作業指示 1 ->
本文によると、1990年代以降に厚生年金基金で運用難が起きるようになった理由は何か。1〜3文で説明せよ。
作業指示 2 ->
本文によると、厚生年金基金法の改正で基金の新設が認められなくなったのは何年か。
作業指示 3 ->
本文に記されている年または年代をすべて挙げよ。

本文 ->
>>

企業年金のひとつである厚生年金基金は、社会的・経済的な背景により廃止の方向に進んでいる。この記事では厚生年金基金が廃止に追い込まれた背景と、老後資金が不安な人のための対策方法を紹介する。厚生年金基金が廃止になっても慌てず、別の手段で老後資金を用意しよう。

厚生年金基金が廃止になる背景

会社員の老後生活を支える目的で始まった厚生年金基金は、1960年代以降に加入者が増え続けた。しかし、1990年代以降の社会動向の変動、バブル崩壊後の経済状況の悪化などにより、基金の運用難が発生するようになる。 それまで厚生年金の代行をしていた部分を国に返上し、基金が廃止されるケースが増えていった。 2002年に「確定給付企業年金法」が施行。厚生年金基金は、確定給付企業年金へ移行できるようになる。さらに、2012年のAIJ投資顧問事件 で、基金の代行割れが報道された。 代行割れとは、年金支給をするための積立金が、運用難などで不足している状態だ。代行割れが発生した基金に加入していると、年金が受給できない恐れもある。 このような背景により、厚生年金基金は廃止に向かっている。2014年に厚生年金基金法が改正され、基金の新設は認められなくなった。

<<

データ行 ->

>>

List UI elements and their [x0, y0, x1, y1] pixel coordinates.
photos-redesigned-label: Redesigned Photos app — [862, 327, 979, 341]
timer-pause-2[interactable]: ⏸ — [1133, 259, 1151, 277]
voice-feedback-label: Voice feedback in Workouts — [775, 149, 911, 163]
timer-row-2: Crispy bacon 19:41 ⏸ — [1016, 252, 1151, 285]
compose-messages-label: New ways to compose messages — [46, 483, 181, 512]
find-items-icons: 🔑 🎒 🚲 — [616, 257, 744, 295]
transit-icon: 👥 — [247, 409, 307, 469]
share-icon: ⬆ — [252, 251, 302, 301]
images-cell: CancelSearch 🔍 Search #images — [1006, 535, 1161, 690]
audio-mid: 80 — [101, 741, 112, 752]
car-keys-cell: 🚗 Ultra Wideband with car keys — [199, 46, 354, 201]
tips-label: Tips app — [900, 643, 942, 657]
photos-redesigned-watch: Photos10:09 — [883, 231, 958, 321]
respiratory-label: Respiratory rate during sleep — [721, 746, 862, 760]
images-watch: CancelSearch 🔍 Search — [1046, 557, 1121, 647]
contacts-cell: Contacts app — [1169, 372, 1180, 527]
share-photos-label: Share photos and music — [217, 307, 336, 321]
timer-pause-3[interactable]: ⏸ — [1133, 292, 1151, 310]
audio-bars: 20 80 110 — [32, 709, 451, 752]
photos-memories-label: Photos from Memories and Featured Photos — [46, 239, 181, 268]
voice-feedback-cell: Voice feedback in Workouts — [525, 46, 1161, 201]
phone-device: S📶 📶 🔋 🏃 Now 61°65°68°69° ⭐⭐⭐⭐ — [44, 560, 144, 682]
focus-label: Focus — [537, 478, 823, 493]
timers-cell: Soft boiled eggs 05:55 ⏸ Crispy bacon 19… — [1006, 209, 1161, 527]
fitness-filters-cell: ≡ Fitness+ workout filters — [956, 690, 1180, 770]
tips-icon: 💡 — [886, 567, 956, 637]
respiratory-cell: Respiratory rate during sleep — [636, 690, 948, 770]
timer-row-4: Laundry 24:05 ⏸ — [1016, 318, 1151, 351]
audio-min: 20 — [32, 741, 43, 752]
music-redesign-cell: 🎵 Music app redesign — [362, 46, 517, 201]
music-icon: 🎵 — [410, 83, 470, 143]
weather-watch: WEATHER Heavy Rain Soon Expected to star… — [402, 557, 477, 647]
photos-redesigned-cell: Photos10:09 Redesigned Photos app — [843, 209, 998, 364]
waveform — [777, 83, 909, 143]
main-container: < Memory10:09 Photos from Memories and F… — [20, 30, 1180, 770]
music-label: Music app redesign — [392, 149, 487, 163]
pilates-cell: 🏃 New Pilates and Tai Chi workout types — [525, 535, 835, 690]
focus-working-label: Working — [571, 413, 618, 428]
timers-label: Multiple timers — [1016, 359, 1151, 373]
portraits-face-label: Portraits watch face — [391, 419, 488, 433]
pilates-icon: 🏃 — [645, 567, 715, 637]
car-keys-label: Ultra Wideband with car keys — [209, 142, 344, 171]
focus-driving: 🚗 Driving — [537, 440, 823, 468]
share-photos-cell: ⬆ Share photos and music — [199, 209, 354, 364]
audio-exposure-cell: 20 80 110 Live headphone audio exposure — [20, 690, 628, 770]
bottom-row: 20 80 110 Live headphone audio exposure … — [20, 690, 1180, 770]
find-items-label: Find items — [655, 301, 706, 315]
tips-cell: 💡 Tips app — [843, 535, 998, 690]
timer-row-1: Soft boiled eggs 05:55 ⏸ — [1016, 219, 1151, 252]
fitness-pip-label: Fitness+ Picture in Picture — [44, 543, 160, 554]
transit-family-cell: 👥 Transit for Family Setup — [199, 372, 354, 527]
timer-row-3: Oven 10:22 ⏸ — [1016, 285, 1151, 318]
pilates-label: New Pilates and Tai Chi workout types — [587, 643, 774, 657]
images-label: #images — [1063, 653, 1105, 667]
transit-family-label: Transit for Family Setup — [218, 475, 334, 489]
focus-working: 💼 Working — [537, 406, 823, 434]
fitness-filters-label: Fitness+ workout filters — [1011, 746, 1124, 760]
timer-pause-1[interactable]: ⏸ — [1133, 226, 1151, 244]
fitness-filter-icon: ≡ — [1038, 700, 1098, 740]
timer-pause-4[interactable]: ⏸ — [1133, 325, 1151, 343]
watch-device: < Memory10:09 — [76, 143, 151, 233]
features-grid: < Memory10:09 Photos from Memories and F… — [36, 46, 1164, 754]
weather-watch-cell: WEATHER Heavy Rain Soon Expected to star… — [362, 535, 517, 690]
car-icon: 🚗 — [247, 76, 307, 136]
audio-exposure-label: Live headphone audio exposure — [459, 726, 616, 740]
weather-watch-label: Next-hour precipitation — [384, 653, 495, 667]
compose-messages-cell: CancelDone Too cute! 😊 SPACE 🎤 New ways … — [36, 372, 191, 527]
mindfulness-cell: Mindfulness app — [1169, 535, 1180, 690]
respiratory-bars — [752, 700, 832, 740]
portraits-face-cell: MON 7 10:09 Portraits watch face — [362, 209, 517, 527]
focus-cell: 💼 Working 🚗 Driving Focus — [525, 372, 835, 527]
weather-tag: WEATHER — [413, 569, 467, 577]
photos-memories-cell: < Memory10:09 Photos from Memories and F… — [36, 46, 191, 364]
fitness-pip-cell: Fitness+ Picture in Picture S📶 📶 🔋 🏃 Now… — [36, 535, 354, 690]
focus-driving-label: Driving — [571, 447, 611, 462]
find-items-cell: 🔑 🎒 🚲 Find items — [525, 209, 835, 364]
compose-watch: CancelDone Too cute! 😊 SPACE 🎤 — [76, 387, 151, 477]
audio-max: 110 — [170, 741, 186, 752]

<<

回答欄 1 ->
1990年代以降に社会動向が変動し、バブル崩壊後に経済状況が悪化したことなどが理由である。

回答欄 2 ->
2014年。

回答欄 3 ->
1960年代、1990年代、2002年、2012年、2014年